Rows from a dataset
++++++

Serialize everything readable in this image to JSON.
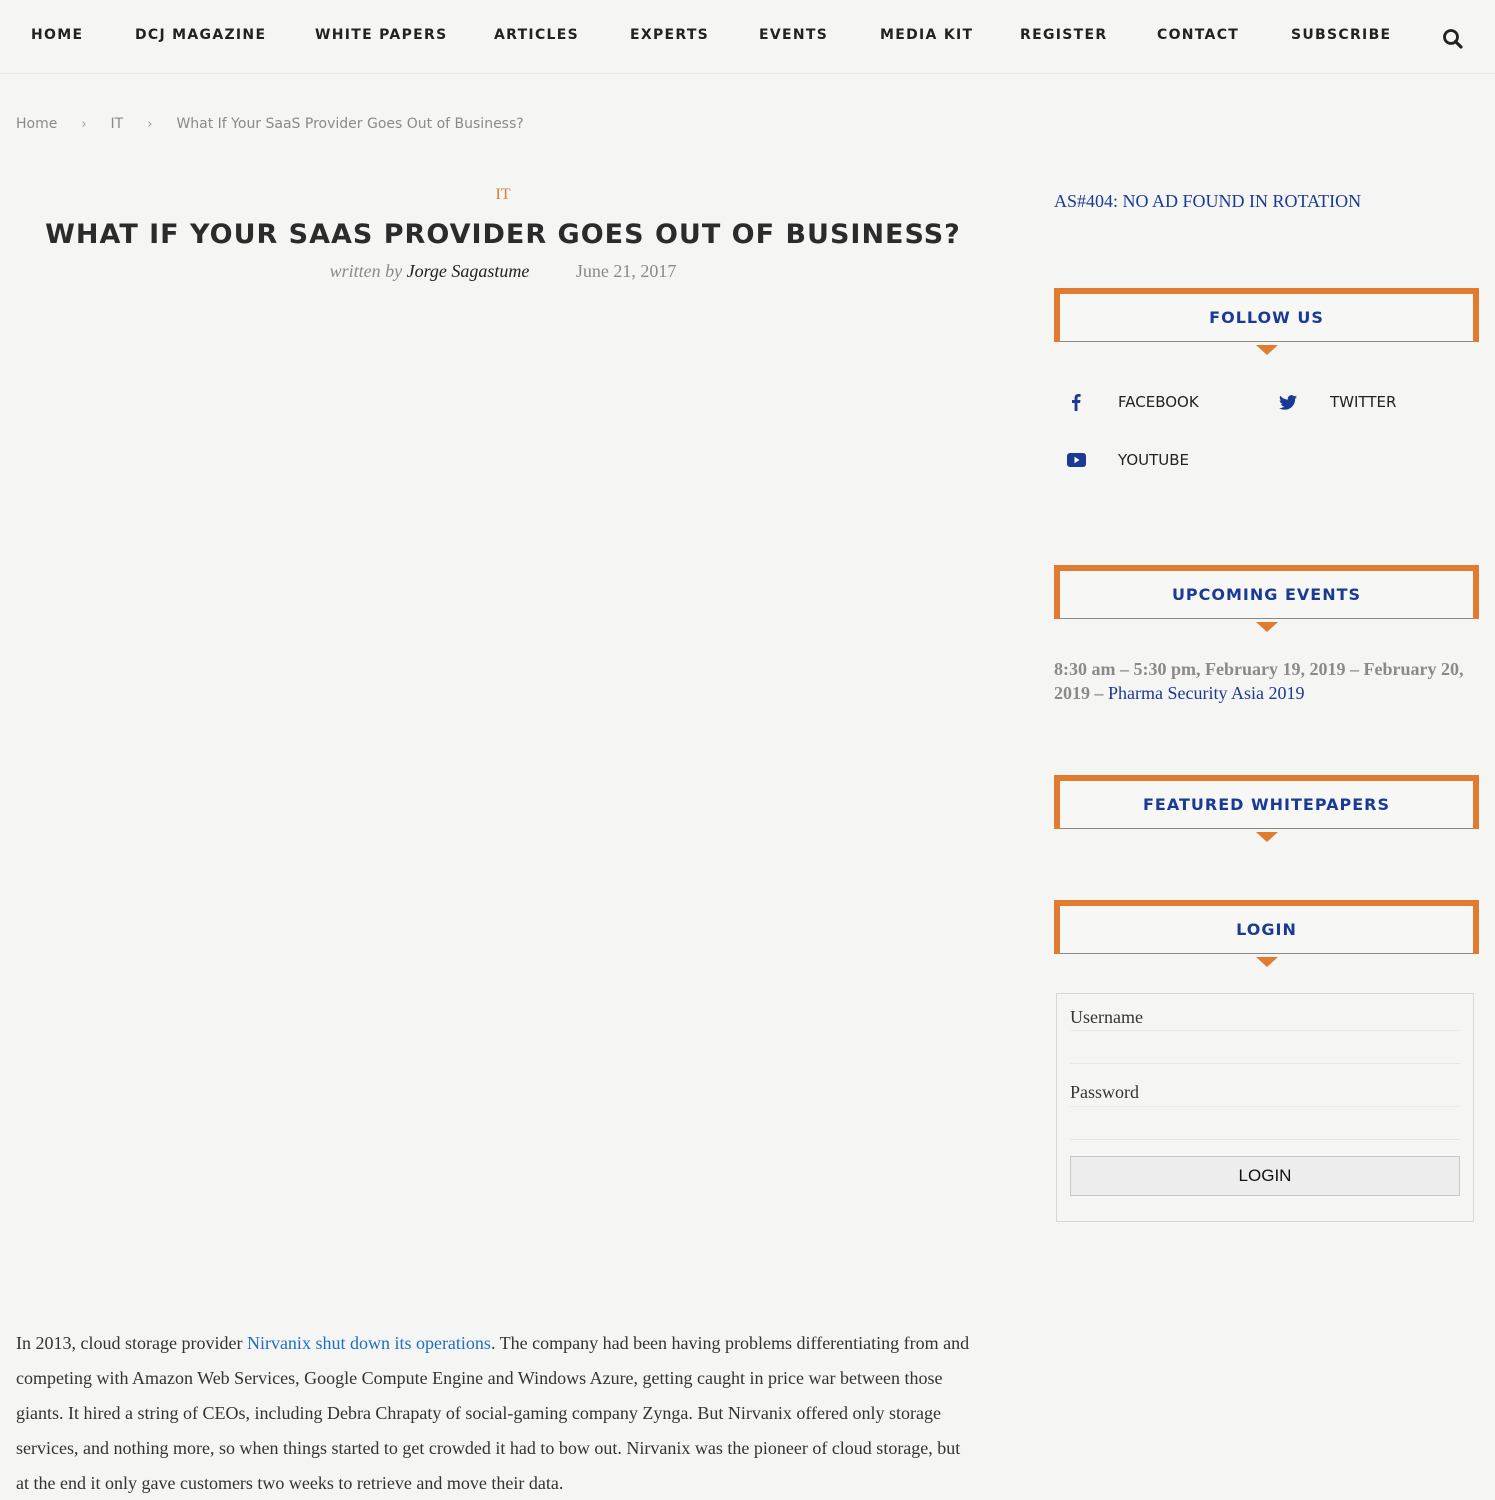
{
  "nav": {
    "items": [
      {
        "label": "HOME"
      },
      {
        "label": "DCJ MAGAZINE"
      },
      {
        "label": "WHITE PAPERS"
      },
      {
        "label": "ARTICLES"
      },
      {
        "label": "EXPERTS"
      },
      {
        "label": "EVENTS"
      },
      {
        "label": "MEDIA KIT"
      },
      {
        "label": "REGISTER"
      },
      {
        "label": "CONTACT"
      },
      {
        "label": "SUBSCRIBE"
      }
    ],
    "search_icon": "search-icon"
  },
  "breadcrumb": {
    "items": [
      "Home",
      "IT"
    ],
    "separator": "›",
    "current": "What If Your SaaS Provider Goes Out of Business?"
  },
  "article": {
    "category": "IT",
    "title": "WHAT IF YOUR SAAS PROVIDER GOES OUT OF BUSINESS?",
    "written_by": "written by",
    "author": "Jorge Sagastume",
    "date": "June 21, 2017",
    "body": {
      "intro": "In 2013, cloud storage provider ",
      "link": "Nirvanix shut down its operations",
      "rest": ". The company had been having problems differentiating from and competing with Amazon Web Services, Google Compute Engine and Windows Azure, getting caught in price war between those giants. It hired a string of CEOs, including Debra Chrapaty of social-gaming company Zynga. But Nirvanix offered only storage services, and nothing more, so when things started to get crowded it had to bow out. Nirvanix was the pioneer of cloud storage, but at the end it only gave customers two weeks to retrieve and move their data."
    }
  },
  "sidebar": {
    "ad_text": "AS#404: NO AD FOUND IN ROTATION",
    "follow_us": {
      "title": "FOLLOW US",
      "links": [
        {
          "label": "FACEBOOK",
          "icon": "facebook-icon"
        },
        {
          "label": "TWITTER",
          "icon": "twitter-icon"
        },
        {
          "label": "YOUTUBE",
          "icon": "youtube-icon"
        }
      ]
    },
    "upcoming_events": {
      "title": "UPCOMING EVENTS",
      "when": "8:30 am – 5:30 pm, February 19, 2019 – February 20, 2019 – ",
      "event_link": "Pharma Security Asia 2019"
    },
    "featured_whitepapers": {
      "title": "FEATURED WHITEPAPERS"
    },
    "login": {
      "title": "LOGIN",
      "username_label": "Username",
      "username_value": "",
      "password_label": "Password",
      "password_value": "",
      "button_label": "LOGIN"
    }
  },
  "colors": {
    "accent_orange": "#e07b2f",
    "heading_blue": "#1a3a94",
    "link_blue": "#1c6fc2",
    "background": "#f5f5f4"
  }
}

++++++

● Set exercise
Repeat all of the entries word for word, but omit the pictures.

● Written solution
Serialize everything readable in this image to JSON.
{
  "nav": {
    "items": [
      {
        "label": "HOME"
      },
      {
        "label": "DCJ MAGAZINE"
      },
      {
        "label": "WHITE PAPERS"
      },
      {
        "label": "ARTICLES"
      },
      {
        "label": "EXPERTS"
      },
      {
        "label": "EVENTS"
      },
      {
        "label": "MEDIA KIT"
      },
      {
        "label": "REGISTER"
      },
      {
        "label": "CONTACT"
      },
      {
        "label": "SUBSCRIBE"
      }
    ],
    "search_icon": "search-icon"
  },
  "breadcrumb": {
    "items": [
      "Home",
      "IT"
    ],
    "separator": "›",
    "current": "What If Your SaaS Provider Goes Out of Business?"
  },
  "article": {
    "category": "IT",
    "title": "WHAT IF YOUR SAAS PROVIDER GOES OUT OF BUSINESS?",
    "written_by": "written by",
    "author": "Jorge Sagastume",
    "date": "June 21, 2017",
    "body": {
      "intro": "In 2013, cloud storage provider ",
      "link": "Nirvanix shut down its operations",
      "rest": ". The company had been having problems differentiating from and competing with Amazon Web Services, Google Compute Engine and Windows Azure, getting caught in price war between those giants. It hired a string of CEOs, including Debra Chrapaty of social-gaming company Zynga. But Nirvanix offered only storage services, and nothing more, so when things started to get crowded it had to bow out. Nirvanix was the pioneer of cloud storage, but at the end it only gave customers two weeks to retrieve and move their data."
    }
  },
  "sidebar": {
    "ad_text": "AS#404: NO AD FOUND IN ROTATION",
    "follow_us": {
      "title": "FOLLOW US",
      "links": [
        {
          "label": "FACEBOOK",
          "icon": "facebook-icon"
        },
        {
          "label": "TWITTER",
          "icon": "twitter-icon"
        },
        {
          "label": "YOUTUBE",
          "icon": "youtube-icon"
        }
      ]
    },
    "upcoming_events": {
      "title": "UPCOMING EVENTS",
      "when": "8:30 am – 5:30 pm, February 19, 2019 – February 20, 2019 – ",
      "event_link": "Pharma Security Asia 2019"
    },
    "featured_whitepapers": {
      "title": "FEATURED WHITEPAPERS"
    },
    "login": {
      "title": "LOGIN",
      "username_label": "Username",
      "username_value": "",
      "password_label": "Password",
      "password_value": "",
      "button_label": "LOGIN"
    }
  },
  "colors": {
    "accent_orange": "#e07b2f",
    "heading_blue": "#1a3a94",
    "link_blue": "#1c6fc2",
    "background": "#f5f5f4"
  }
}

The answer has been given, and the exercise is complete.